-- start Supplied material --
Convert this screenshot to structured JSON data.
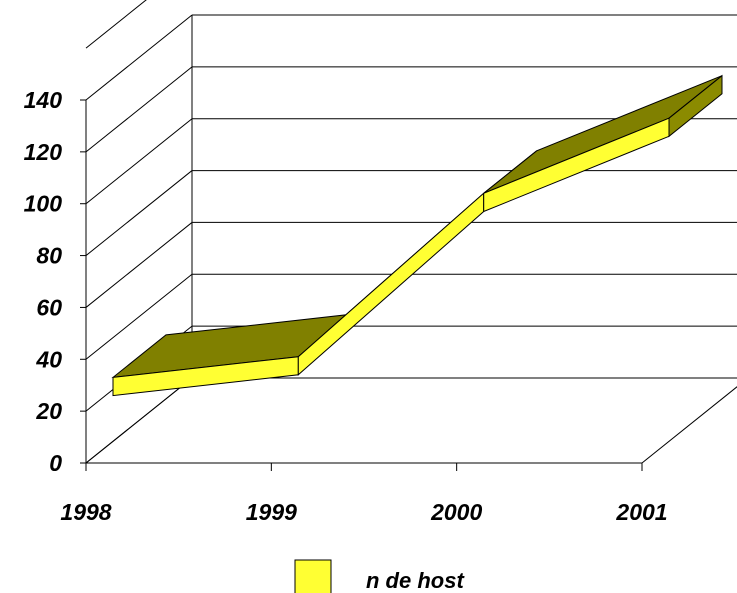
{
  "chart_data": {
    "type": "line",
    "style": "3d-ribbon",
    "title": "",
    "xlabel": "",
    "ylabel": "",
    "categories": [
      "1998",
      "1999",
      "2000",
      "2001"
    ],
    "y_ticks": [
      "0",
      "20",
      "40",
      "60",
      "80",
      "100",
      "120",
      "140"
    ],
    "ylim": [
      0,
      140
    ],
    "grid": true,
    "legend_position": "bottom",
    "series": [
      {
        "name": "n de host",
        "values": [
          33,
          41,
          104,
          133
        ]
      }
    ],
    "colors": {
      "front": "#ffff33",
      "top": "#808000",
      "side": "#8b8b00",
      "grid": "#000000"
    }
  }
}
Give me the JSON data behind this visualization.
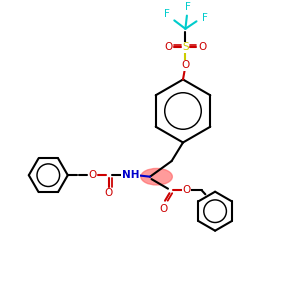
{
  "bg_color": "#ffffff",
  "bond_color": "#000000",
  "N_color": "#0000cc",
  "O_color": "#cc0000",
  "S_color": "#cccc00",
  "F_color": "#00cccc",
  "lw": 1.5,
  "figsize": [
    3.0,
    3.0
  ],
  "dpi": 100,
  "xlim": [
    0,
    10
  ],
  "ylim": [
    0,
    10
  ]
}
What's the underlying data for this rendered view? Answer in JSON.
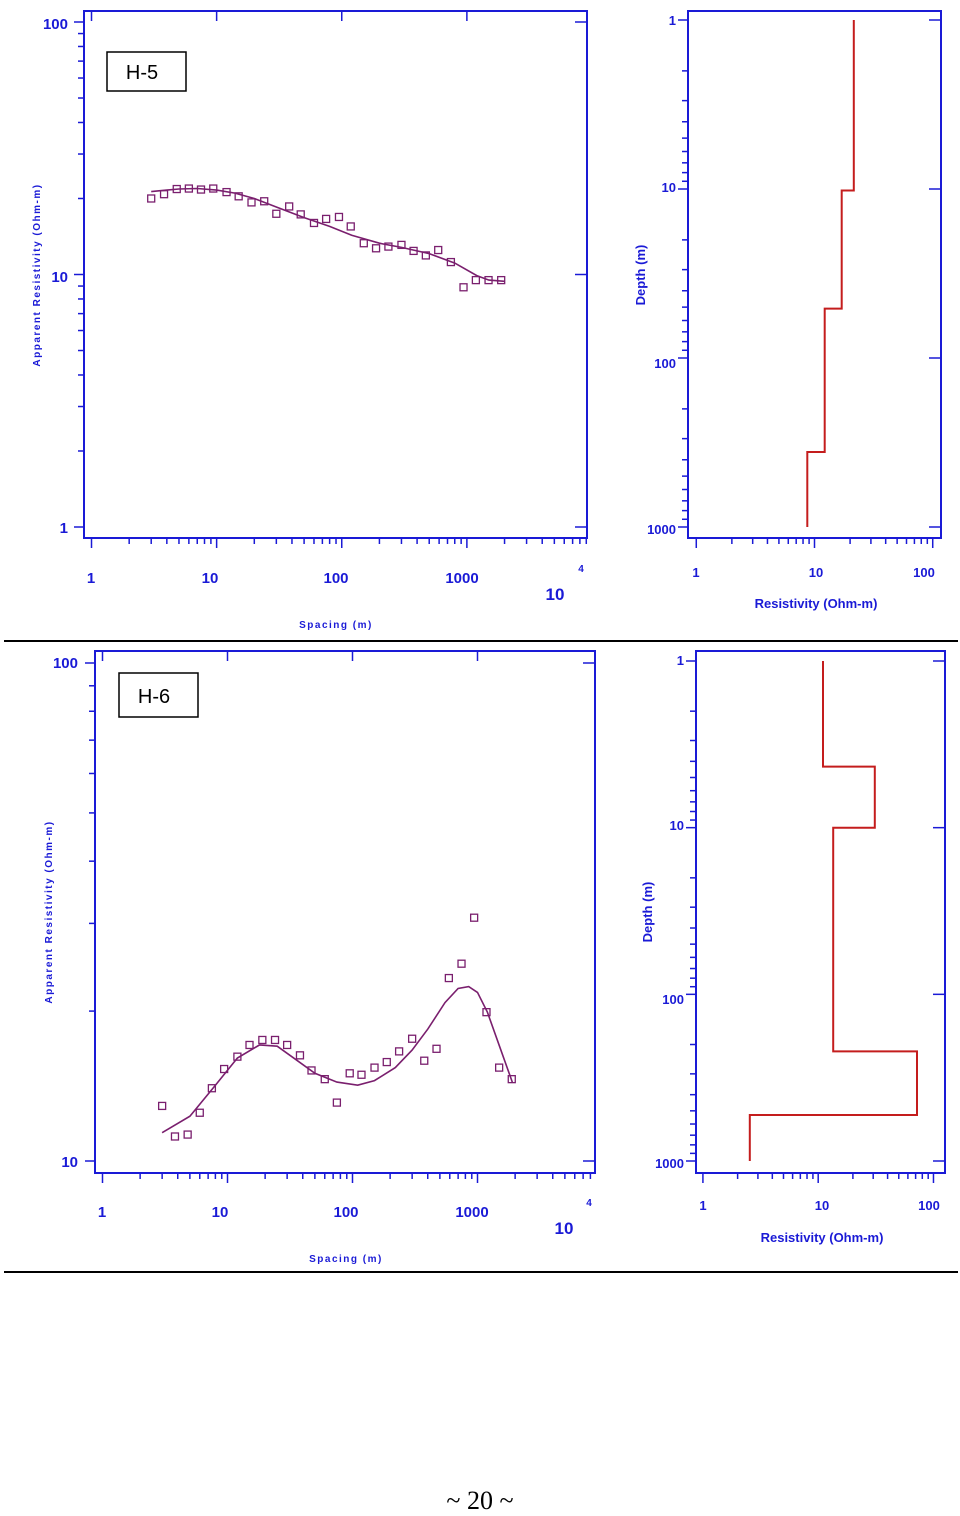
-- end Supplied material --
- [What the task asks]:
Copy out all the records exactly, excluding pictures.

- [Written solution]:
Convert this screenshot to structured JSON data.
{
  "chart_data": {
    "type": "line",
    "style": "3d-ribbon",
    "title": "",
    "xlabel": "",
    "ylabel": "",
    "categories": [
      "1998",
      "1999",
      "2000",
      "2001"
    ],
    "y_ticks": [
      "0",
      "20",
      "40",
      "60",
      "80",
      "100",
      "120",
      "140"
    ],
    "ylim": [
      0,
      140
    ],
    "grid": true,
    "legend_position": "bottom",
    "series": [
      {
        "name": "n de host",
        "values": [
          33,
          41,
          104,
          133
        ]
      }
    ],
    "colors": {
      "front": "#ffff33",
      "top": "#808000",
      "side": "#8b8b00",
      "grid": "#000000"
    }
  }
}
Give me the JSON data behind this visualization.
{
  "bg_color": "#ffffff",
  "bond_color": "#000000",
  "N_color": "#0000cc",
  "O_color": "#cc0000",
  "S_color": "#cccc00",
  "F_color": "#00cccc",
  "lw": 1.5,
  "figsize": [
    3.0,
    3.0
  ],
  "dpi": 100,
  "xlim": [
    0,
    10
  ],
  "ylim": [
    0,
    10
  ]
}
What's the underlying data for this rendered view? Answer in JSON.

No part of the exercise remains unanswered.